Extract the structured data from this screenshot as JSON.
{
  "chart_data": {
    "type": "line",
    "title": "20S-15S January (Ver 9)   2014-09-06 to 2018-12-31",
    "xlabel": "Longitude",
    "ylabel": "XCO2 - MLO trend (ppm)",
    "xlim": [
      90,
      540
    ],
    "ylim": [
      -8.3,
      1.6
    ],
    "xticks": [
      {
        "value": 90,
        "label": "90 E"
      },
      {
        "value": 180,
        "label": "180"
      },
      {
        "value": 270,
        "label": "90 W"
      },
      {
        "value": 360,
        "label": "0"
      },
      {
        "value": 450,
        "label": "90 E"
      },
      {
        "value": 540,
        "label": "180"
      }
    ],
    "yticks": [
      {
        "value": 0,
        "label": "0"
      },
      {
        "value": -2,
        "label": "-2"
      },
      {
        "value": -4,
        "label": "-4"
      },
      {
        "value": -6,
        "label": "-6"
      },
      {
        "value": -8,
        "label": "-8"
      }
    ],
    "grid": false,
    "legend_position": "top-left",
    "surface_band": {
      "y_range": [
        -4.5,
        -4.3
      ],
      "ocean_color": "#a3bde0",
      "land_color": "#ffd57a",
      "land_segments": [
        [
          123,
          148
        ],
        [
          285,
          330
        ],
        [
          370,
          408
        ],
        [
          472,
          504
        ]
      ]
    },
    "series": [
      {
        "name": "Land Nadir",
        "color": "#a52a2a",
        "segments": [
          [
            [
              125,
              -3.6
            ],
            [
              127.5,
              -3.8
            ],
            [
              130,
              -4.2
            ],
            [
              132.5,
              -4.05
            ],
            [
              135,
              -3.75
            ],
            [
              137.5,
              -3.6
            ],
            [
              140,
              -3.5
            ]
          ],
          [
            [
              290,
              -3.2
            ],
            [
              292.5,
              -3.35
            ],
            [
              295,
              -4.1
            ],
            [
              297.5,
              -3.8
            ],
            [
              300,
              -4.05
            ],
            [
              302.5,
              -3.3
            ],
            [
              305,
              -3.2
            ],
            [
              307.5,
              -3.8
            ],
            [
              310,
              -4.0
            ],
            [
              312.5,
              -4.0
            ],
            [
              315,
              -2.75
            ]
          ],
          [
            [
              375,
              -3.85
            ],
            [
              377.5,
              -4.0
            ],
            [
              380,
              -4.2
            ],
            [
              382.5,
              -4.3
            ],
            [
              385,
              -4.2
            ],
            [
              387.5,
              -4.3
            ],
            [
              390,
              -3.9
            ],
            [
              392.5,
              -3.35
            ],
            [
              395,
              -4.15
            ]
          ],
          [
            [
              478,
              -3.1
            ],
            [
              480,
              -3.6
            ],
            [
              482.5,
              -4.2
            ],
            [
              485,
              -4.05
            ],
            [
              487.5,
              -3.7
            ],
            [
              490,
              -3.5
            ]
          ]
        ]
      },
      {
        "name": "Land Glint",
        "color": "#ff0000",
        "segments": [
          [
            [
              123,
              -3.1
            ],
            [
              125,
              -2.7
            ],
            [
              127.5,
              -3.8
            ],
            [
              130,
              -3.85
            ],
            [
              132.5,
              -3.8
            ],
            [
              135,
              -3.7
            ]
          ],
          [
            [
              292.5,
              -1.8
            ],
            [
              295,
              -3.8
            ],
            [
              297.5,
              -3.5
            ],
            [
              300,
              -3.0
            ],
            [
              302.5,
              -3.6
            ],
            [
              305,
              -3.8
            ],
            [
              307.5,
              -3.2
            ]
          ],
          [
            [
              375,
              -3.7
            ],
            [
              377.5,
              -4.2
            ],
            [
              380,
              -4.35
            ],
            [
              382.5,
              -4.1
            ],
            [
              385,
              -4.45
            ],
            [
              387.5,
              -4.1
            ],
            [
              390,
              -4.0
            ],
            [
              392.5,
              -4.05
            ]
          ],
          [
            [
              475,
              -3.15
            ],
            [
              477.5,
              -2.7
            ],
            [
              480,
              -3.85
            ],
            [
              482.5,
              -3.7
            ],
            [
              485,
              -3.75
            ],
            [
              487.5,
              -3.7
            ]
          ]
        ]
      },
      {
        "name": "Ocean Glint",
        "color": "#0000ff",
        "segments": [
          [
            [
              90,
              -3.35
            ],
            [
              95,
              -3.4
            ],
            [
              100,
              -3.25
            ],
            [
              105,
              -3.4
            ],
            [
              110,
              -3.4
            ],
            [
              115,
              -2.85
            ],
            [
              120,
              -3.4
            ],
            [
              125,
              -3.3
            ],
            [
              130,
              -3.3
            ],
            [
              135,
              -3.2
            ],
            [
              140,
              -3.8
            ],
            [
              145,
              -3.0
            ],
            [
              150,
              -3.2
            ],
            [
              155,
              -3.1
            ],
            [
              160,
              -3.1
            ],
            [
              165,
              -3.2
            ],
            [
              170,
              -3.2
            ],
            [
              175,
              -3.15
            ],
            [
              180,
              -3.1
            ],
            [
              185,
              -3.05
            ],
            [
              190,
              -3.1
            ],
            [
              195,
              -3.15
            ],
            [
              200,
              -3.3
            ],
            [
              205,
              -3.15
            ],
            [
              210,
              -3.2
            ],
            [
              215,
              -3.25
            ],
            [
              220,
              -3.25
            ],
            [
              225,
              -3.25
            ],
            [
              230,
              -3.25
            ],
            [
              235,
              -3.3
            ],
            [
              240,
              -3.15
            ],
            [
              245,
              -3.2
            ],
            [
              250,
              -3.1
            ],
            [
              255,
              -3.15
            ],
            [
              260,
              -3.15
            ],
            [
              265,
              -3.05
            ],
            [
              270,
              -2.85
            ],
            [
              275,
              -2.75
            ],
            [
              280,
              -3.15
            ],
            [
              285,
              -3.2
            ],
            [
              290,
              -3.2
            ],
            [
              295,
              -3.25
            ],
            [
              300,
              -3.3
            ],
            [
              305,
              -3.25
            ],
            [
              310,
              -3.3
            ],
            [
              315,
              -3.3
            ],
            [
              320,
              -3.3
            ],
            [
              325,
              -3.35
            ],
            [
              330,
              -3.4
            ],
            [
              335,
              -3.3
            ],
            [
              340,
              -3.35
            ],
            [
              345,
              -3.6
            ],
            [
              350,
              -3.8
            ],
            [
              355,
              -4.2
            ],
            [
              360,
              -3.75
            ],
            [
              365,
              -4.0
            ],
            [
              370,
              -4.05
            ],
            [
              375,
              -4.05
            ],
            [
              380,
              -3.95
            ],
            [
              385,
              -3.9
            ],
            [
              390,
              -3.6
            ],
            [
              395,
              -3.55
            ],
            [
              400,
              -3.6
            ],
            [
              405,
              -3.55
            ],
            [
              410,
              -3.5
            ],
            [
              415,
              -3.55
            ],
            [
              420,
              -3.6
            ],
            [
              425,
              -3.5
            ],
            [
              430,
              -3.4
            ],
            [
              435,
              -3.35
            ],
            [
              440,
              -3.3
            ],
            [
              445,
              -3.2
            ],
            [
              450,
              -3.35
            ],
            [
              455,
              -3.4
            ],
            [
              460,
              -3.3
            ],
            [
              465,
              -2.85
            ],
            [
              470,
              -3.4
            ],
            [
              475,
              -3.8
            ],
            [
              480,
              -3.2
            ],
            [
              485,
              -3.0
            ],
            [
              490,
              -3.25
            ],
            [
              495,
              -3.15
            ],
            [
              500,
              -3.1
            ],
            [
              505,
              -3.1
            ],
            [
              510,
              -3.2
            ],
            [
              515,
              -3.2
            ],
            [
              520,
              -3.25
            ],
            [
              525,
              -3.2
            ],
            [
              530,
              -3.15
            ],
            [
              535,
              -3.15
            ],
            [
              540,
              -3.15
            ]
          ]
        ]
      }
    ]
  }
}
-- -- --
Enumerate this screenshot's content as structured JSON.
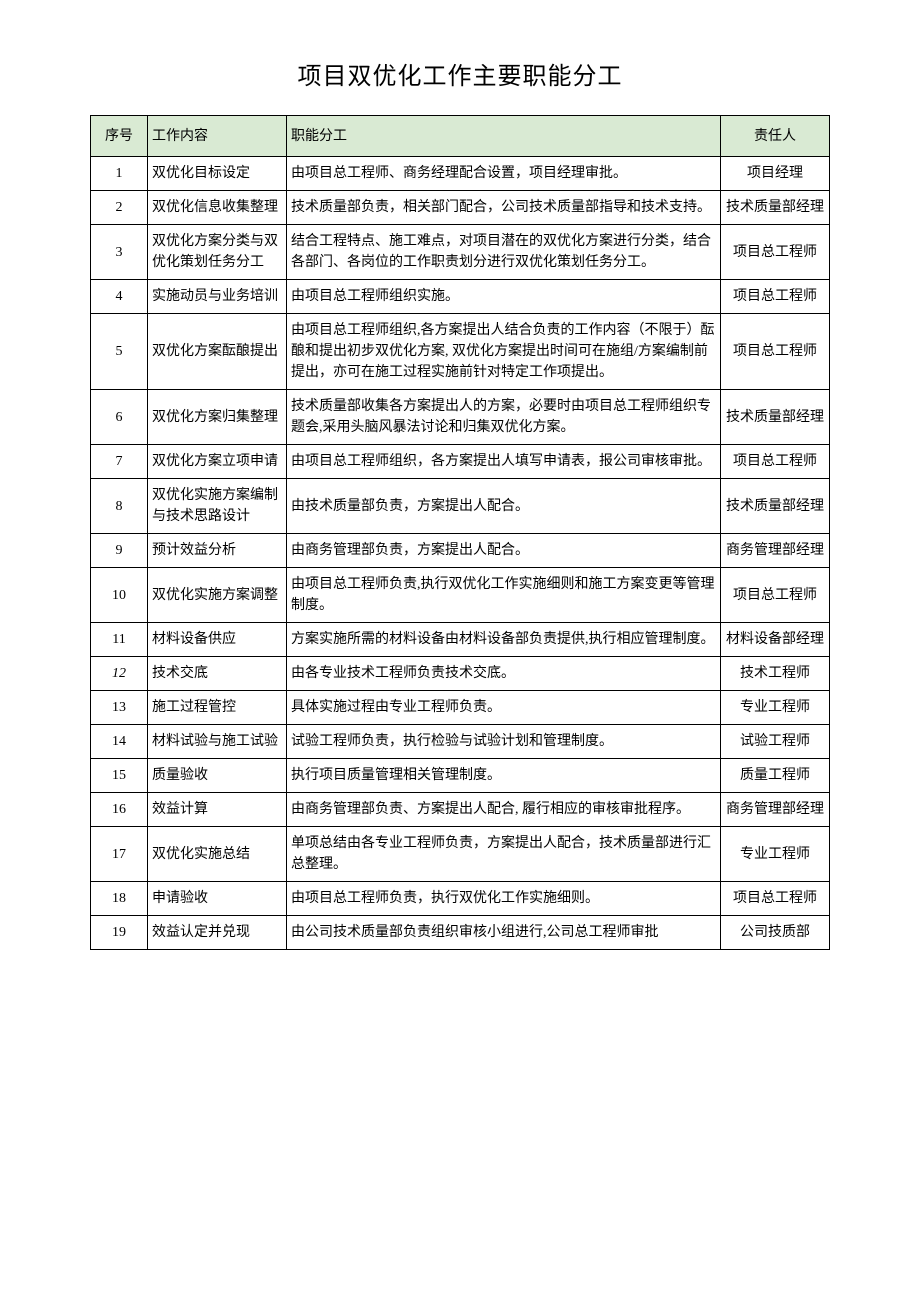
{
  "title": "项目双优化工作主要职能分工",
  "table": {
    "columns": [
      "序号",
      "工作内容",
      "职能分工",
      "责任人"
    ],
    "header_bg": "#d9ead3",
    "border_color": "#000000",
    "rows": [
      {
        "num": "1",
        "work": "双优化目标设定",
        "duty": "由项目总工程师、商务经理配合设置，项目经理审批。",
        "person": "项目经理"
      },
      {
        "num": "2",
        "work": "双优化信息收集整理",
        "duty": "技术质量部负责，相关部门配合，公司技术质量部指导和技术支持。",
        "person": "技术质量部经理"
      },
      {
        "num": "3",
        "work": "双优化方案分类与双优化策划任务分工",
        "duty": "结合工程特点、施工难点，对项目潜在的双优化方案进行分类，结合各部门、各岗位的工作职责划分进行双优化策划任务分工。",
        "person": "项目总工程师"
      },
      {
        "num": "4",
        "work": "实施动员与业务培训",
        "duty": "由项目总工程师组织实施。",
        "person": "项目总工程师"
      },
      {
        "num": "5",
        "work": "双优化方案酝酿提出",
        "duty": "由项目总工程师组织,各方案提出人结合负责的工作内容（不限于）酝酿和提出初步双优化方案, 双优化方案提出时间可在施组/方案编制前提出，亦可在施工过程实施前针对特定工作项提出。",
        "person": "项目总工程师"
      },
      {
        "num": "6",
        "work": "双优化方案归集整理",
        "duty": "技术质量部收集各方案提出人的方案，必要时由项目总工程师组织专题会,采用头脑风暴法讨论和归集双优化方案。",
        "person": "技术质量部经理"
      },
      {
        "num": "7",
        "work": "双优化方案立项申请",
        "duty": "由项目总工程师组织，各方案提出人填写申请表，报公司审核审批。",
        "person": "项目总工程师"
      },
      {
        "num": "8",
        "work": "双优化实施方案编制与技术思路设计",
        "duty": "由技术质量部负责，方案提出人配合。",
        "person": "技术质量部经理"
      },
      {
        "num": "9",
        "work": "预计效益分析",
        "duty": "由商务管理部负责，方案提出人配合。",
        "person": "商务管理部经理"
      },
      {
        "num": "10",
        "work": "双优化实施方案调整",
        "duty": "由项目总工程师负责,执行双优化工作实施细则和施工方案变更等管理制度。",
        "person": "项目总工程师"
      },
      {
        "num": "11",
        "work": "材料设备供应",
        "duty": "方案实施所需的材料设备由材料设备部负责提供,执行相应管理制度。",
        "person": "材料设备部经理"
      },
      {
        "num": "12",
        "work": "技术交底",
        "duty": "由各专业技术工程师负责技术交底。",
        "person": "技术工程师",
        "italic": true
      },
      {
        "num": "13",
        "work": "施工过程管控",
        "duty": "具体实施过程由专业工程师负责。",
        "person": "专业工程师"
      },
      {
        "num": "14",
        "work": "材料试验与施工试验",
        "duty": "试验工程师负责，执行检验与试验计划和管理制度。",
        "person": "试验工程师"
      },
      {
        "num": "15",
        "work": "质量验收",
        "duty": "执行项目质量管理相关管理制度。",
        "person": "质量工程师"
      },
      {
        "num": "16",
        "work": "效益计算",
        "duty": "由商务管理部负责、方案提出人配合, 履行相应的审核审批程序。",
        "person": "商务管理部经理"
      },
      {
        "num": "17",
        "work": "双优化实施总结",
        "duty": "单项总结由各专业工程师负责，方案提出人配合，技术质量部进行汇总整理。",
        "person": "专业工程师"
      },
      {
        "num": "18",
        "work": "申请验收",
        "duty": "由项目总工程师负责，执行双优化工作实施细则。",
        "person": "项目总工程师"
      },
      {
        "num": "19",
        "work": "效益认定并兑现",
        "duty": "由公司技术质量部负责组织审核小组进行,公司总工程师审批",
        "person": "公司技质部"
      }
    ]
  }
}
-- -- --
_GOAL_. Among the lines of the listing, how many hold the string "由项目总工程师负责"? Respond with only the number.

_ANSWER BELOW_. 2